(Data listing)
═══

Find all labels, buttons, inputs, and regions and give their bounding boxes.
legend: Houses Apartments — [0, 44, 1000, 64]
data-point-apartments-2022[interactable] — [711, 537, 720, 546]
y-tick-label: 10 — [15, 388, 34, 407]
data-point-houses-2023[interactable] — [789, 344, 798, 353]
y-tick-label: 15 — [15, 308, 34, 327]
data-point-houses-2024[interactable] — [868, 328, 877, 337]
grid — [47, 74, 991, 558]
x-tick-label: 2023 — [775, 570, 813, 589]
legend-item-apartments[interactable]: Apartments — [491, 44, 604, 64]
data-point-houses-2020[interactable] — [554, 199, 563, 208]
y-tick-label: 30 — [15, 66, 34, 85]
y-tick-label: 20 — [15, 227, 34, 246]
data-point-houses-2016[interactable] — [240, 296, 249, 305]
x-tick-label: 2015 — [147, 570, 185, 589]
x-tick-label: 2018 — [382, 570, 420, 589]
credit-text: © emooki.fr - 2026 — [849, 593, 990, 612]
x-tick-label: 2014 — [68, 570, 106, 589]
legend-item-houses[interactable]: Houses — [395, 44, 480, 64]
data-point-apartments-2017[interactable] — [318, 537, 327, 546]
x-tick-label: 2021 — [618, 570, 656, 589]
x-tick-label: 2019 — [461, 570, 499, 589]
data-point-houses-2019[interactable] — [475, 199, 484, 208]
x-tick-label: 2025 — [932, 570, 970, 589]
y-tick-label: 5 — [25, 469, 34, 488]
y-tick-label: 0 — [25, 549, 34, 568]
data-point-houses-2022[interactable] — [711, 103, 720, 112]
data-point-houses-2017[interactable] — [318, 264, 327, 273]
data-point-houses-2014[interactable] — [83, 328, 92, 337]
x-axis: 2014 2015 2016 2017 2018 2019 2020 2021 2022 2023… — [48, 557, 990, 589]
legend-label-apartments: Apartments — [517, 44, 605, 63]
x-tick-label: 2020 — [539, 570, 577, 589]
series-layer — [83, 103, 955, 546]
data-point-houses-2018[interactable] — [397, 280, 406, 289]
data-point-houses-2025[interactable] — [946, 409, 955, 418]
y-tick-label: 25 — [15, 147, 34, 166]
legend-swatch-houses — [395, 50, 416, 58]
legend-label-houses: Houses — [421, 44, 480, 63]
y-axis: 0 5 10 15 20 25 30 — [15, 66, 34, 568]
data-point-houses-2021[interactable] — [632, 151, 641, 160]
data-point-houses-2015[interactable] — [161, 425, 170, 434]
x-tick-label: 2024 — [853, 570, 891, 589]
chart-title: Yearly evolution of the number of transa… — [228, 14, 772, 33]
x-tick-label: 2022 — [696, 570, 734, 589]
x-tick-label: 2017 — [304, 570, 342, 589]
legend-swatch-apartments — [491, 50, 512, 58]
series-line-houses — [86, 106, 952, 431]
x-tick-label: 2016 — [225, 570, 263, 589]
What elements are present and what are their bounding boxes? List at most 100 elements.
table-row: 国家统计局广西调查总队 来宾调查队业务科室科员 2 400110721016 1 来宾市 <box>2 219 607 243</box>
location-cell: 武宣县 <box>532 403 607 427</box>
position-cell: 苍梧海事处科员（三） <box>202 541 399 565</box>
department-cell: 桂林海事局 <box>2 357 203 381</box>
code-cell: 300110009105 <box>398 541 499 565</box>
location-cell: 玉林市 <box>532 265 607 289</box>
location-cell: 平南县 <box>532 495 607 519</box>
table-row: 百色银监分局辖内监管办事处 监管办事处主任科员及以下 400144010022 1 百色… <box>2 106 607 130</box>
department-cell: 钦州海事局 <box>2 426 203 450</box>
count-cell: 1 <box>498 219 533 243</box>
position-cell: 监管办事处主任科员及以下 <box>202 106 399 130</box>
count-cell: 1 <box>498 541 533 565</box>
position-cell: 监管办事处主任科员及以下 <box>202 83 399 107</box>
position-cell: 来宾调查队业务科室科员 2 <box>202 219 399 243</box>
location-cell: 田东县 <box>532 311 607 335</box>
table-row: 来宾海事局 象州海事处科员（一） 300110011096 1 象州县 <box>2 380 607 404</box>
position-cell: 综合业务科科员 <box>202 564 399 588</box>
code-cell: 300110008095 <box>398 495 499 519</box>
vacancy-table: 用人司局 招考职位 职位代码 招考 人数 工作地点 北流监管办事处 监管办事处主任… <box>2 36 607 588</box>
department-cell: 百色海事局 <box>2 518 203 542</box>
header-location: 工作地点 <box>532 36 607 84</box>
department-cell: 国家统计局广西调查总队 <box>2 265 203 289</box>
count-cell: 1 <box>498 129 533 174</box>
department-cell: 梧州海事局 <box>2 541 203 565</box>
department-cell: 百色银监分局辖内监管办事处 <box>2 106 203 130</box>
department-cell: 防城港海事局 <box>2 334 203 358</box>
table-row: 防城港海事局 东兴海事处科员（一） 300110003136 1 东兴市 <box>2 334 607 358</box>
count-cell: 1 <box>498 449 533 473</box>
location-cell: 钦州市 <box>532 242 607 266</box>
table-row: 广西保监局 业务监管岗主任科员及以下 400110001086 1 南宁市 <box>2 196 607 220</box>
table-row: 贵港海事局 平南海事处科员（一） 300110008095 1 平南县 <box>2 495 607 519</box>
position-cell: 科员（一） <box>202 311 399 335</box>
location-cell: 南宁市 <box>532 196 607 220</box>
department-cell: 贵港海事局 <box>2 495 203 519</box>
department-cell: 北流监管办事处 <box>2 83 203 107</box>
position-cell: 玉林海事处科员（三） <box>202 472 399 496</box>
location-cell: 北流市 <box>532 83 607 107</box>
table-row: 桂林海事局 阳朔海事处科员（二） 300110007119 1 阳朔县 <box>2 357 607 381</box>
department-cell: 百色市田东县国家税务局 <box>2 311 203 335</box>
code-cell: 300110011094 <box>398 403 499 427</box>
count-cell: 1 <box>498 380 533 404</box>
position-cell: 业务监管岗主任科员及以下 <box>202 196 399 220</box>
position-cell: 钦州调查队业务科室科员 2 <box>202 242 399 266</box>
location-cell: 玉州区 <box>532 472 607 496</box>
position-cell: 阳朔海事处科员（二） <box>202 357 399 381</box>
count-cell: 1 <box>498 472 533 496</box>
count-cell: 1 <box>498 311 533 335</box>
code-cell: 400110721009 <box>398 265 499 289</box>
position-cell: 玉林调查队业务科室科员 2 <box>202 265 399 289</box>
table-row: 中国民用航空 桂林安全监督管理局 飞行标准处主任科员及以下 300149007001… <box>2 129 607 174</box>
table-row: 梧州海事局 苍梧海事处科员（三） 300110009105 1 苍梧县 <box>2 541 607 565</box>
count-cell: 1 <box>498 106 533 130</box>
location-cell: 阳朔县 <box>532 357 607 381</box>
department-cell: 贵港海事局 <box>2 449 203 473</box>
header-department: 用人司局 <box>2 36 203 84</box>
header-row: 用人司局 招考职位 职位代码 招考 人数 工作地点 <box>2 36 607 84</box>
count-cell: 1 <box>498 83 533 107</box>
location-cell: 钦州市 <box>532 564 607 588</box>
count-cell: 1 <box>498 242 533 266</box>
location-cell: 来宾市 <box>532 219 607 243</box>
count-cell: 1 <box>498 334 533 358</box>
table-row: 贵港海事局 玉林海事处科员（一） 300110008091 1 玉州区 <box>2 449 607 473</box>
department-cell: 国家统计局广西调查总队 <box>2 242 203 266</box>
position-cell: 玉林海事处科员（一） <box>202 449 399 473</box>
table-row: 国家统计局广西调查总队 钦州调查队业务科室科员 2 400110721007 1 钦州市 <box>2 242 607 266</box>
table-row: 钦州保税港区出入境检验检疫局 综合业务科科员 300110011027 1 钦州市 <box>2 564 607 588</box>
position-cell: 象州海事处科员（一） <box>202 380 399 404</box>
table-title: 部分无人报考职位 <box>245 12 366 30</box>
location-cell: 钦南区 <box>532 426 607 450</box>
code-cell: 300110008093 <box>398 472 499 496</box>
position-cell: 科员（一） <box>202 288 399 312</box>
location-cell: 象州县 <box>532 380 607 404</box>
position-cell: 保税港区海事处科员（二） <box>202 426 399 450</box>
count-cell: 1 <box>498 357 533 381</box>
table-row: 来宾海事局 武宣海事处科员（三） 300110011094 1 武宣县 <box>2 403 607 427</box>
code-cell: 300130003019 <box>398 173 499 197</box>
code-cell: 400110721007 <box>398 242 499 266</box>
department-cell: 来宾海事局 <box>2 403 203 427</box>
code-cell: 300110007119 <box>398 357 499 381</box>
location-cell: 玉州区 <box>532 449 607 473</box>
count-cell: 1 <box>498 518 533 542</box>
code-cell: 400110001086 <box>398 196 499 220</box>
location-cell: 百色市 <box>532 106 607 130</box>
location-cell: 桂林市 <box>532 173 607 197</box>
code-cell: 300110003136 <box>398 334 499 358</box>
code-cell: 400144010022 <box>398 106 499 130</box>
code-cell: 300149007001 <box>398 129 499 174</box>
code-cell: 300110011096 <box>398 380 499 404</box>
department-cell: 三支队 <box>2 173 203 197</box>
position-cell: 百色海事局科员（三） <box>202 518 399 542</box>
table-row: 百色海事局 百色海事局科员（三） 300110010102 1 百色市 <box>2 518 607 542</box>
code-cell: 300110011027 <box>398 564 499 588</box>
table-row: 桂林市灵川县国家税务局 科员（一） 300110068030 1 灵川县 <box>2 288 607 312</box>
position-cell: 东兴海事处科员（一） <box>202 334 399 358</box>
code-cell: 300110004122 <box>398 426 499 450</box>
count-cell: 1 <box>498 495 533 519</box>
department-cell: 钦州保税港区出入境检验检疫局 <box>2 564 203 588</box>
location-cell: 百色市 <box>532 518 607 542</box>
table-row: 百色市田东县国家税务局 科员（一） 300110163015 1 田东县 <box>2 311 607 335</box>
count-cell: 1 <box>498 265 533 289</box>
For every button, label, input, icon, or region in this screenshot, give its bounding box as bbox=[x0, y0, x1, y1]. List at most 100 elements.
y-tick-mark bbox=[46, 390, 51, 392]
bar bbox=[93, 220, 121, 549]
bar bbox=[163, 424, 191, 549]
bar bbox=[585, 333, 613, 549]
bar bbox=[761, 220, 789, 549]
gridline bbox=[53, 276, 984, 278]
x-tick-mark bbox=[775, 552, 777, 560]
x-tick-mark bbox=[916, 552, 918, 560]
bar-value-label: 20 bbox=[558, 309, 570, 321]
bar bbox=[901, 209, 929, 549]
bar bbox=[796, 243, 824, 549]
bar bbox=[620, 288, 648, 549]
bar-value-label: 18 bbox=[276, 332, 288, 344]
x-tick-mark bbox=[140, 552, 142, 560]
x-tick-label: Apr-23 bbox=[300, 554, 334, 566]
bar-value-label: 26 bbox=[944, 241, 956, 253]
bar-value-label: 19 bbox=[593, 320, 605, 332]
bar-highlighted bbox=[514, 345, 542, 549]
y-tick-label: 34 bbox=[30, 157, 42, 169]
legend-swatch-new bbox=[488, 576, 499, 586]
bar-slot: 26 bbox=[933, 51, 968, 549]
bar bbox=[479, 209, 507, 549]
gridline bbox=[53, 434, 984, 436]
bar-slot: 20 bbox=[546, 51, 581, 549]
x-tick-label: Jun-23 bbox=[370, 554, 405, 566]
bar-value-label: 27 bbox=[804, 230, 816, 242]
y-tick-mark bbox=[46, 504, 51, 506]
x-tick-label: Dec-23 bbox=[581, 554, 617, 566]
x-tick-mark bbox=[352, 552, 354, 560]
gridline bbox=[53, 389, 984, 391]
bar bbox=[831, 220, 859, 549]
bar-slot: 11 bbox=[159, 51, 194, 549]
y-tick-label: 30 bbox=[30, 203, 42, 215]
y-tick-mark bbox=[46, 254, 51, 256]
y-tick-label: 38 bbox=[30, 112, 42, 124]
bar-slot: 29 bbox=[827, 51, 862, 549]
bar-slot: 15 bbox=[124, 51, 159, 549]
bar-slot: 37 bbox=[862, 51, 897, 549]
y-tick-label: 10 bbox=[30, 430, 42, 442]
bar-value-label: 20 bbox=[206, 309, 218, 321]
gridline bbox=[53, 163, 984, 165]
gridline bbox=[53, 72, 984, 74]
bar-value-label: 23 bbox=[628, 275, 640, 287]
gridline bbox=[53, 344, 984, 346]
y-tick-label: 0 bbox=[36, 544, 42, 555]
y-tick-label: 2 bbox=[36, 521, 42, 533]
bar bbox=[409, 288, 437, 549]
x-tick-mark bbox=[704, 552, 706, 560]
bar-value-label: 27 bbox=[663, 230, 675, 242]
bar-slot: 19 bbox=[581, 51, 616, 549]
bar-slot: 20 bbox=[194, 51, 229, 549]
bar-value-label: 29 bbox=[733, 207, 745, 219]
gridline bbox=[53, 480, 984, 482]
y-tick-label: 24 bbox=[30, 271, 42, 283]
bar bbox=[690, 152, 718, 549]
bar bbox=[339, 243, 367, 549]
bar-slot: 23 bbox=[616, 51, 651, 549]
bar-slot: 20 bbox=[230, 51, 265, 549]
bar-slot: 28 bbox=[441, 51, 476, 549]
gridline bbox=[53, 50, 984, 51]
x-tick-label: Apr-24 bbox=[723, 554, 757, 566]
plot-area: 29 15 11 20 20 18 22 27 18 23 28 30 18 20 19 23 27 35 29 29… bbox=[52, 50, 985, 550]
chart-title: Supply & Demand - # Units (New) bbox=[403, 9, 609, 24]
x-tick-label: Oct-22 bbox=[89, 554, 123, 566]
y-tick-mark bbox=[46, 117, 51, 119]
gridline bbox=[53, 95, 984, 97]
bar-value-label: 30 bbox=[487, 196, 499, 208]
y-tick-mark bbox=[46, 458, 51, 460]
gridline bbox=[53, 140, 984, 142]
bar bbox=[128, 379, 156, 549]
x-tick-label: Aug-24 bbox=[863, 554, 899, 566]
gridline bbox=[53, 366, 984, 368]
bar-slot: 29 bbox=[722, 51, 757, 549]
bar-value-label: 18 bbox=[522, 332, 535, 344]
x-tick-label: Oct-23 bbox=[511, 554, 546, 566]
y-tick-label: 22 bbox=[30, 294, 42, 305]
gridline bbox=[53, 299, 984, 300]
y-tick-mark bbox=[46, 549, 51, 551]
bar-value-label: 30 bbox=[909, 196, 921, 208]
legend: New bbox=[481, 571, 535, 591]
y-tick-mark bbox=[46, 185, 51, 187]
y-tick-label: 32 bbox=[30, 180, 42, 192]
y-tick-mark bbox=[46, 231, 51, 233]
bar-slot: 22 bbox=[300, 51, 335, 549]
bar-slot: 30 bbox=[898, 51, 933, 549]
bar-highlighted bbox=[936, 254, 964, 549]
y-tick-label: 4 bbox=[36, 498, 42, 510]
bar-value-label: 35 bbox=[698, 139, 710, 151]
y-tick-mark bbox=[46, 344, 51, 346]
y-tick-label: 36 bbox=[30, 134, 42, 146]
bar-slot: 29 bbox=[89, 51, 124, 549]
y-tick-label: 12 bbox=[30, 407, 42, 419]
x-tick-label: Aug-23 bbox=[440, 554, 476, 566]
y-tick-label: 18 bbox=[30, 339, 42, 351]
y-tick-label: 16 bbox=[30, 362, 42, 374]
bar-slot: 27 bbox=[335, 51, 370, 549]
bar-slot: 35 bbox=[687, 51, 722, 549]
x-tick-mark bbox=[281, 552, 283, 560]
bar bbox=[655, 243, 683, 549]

═══

TO BE DONE:
Copy out the entries verbatim, starting from the first line and ending with the line that contains "data-point-houses-2024[interactable] — [868, 328, 877, 337]", both lines included.

COMPLETE RESPONSE:
Find all labels, buttons, inputs, and regions and give their bounding boxes.
legend: Houses Apartments — [0, 44, 1000, 64]
data-point-apartments-2022[interactable] — [711, 537, 720, 546]
y-tick-label: 10 — [15, 388, 34, 407]
data-point-houses-2023[interactable] — [789, 344, 798, 353]
y-tick-label: 15 — [15, 308, 34, 327]
data-point-houses-2024[interactable] — [868, 328, 877, 337]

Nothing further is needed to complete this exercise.